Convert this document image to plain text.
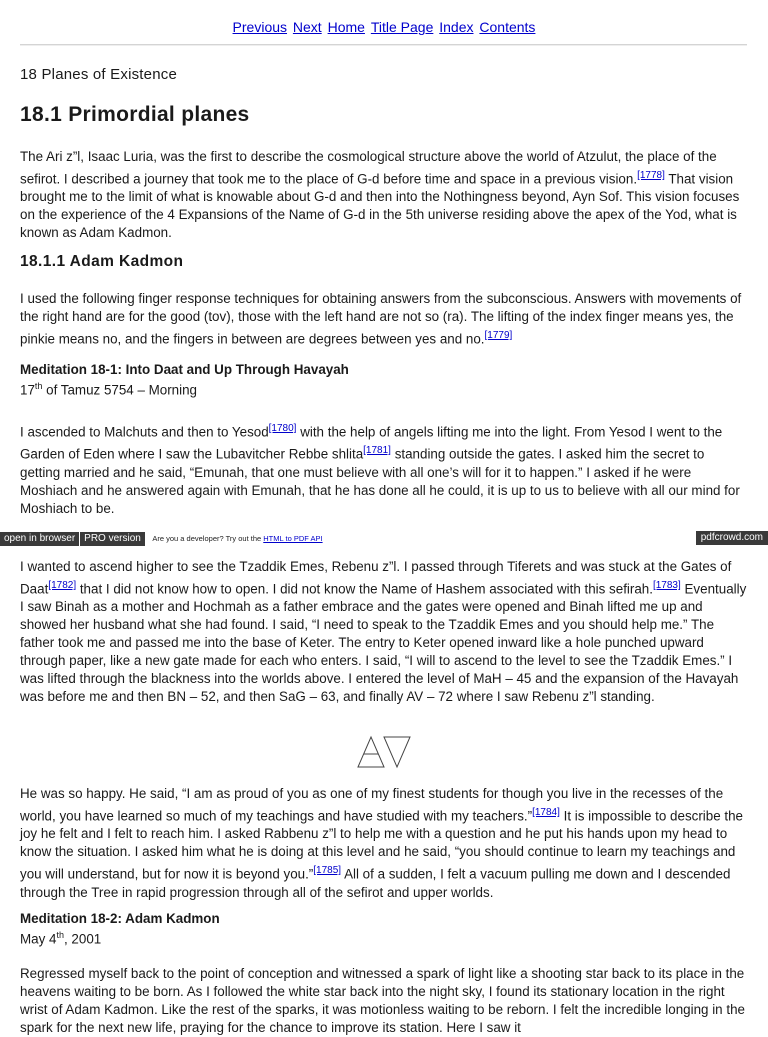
Previous Next Home Title Page Index Contents
18 Planes of Existence
18.1 Primordial planes

The Ari z”l, Isaac Luria, was the first to describe the cosmological structure above the world of Atzulut, the place of the sefirot. I described a journey that took me to the place of G-d before time and space in a previous vision.[1778] That vision brought me to the limit of what is knowable about G-d and then into the Nothingness beyond, Ayn Sof. This vision focuses on the experience of the 4 Expansions of the Name of G-d in the 5th universe residing above the apex of the Yod, what is known as Adam Kadmon.

18.1.1 Adam Kadmon

I used the following finger response techniques for obtaining answers from the subconscious. Answers with movements of the right hand are for the good (tov), those with the left hand are not so (ra). The lifting of the index finger means yes, the pinkie means no, and the fingers in between are degrees between yes and no.[1779]

Meditation 18-1: Into Daat and Up Through Havayah

17th of Tamuz 5754 – Morning

I ascended to Malchuts and then to Yesod[1780] with the help of angels lifting me into the light. From Yesod I went to the Garden of Eden where I saw the Lubavitcher Rebbe shlita[1781] standing outside the gates. I asked him the secret to getting married and he said, “Emunah, that one must believe with all one’s will for it to happen.” I asked if he were Moshiach and he answered again with Emunah, that he has done all he could, it is up to us to believe with all our mind for Moshiach to be.

open in browser PRO version Are you a developer? Try out the HTML to PDF API	pdfcrowd.com

I wanted to ascend higher to see the Tzaddik Emes, Rebenu z”l. I passed through Tiferets and was stuck at the Gates of Daat[1782] that I did not know how to open. I did not know the Name of Hashem associated with this sefirah.[1783] Eventually I saw Binah as a mother and Hochmah as a father embrace and the gates were opened and Binah lifted me up and showed her husband what she had found. I said, “I need to speak to the Tzaddik Emes and you should help me.” The father took me and passed me into the base of Keter. The entry to Keter opened inward like a hole punched upward through paper, like a new gate made for each who enters. I said, “I will to ascend to the level to see the Tzaddik Emes.” I was lifted through the blackness into the worlds above. I entered the level of MaH – 45 and the expansion of the Havayah was before me and then BN – 52, and then SaG – 63, and finally AV – 72 where I saw Rebenu z”l standing.

He was so happy. He said, “I am as proud of you as one of my finest students for though you live in the recesses of the world, you have learned so much of my teachings and have studied with my teachers.”[1784] It is impossible to describe the joy he felt and I felt to reach him. I asked Rabbenu z”l to help me with a question and he put his hands upon my head to know the situation. I asked him what he is doing at this level and he said, “you should continue to learn my teachings and you will understand, but for now it is beyond you.”[1785] All of a sudden, I felt a vacuum pulling me down and I descended through the Tree in rapid progression through all of the sefirot and upper worlds.

Meditation 18-2: Adam Kadmon

May 4th, 2001

Regressed myself back to the point of conception and witnessed a spark of light like a shooting star back to its place in the heavens waiting to be born. As I followed the white star back into the night sky, I found its stationary location in the right wrist of Adam Kadmon. Like the rest of the sparks, it was motionless waiting to be reborn. I felt the incredible longing in the spark for the next new life, praying for the chance to improve its station. Here I saw it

########

▸ What to do
Of the lines in the entries above, how many include "Meditation"? Only the number should be given.

▸ Exercise solution
2